(Collection entries)
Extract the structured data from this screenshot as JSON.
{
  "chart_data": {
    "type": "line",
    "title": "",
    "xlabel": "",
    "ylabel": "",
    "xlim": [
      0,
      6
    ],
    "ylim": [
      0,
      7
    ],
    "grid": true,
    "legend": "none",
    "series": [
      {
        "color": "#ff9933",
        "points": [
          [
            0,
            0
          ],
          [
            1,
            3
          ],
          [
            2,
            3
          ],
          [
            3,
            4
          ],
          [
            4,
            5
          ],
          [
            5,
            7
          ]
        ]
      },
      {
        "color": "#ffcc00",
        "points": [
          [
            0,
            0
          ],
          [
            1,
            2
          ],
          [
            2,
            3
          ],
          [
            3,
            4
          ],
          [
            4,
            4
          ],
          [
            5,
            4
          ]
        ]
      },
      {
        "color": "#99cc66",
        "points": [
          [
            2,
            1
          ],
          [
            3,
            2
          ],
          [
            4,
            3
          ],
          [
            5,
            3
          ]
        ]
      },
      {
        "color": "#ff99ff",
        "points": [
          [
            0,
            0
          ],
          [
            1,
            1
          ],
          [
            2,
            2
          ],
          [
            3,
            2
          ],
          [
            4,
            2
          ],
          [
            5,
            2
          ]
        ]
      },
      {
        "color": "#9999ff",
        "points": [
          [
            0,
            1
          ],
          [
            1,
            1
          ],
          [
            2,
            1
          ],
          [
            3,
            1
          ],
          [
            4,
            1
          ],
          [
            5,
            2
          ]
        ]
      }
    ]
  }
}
* * *
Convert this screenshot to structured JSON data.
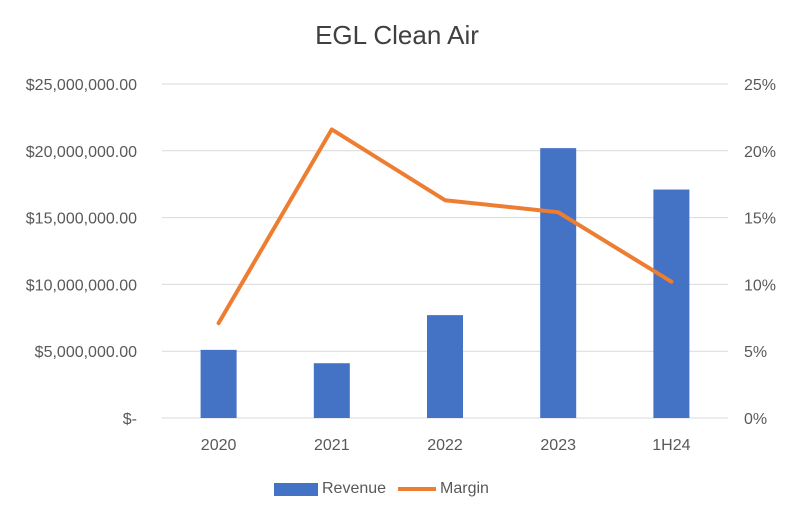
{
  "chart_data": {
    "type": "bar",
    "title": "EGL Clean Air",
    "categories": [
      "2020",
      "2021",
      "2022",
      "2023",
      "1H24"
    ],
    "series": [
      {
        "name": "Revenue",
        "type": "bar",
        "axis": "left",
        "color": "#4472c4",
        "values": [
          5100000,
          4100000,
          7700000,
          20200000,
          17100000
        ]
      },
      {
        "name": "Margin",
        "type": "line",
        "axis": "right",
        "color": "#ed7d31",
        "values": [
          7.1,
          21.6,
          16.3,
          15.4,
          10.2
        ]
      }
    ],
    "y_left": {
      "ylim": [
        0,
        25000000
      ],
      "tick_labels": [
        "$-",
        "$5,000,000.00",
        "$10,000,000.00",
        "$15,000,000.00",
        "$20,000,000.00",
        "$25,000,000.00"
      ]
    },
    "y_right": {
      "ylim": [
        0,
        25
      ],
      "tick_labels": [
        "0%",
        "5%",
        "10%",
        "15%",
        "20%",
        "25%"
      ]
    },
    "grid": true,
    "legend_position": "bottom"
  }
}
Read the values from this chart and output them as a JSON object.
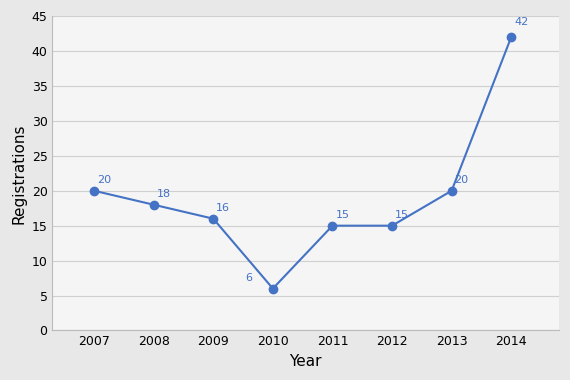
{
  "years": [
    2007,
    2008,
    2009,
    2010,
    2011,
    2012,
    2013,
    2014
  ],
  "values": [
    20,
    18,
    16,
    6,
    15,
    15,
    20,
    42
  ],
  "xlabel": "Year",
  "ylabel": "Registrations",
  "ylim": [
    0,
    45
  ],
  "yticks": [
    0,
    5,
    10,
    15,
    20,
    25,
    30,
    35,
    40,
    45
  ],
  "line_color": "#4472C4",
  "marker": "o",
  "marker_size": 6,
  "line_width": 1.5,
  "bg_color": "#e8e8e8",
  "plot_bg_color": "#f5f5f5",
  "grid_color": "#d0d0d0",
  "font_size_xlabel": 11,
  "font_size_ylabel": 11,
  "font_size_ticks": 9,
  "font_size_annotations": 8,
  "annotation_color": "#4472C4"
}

# WORK REQUIRED
Using the records above, find and show each line with the string "from".

# COMPLETE OUTPUT
Extract the structured data from this screenshot as JSON.
Read the values from this chart and output them as a JSON object.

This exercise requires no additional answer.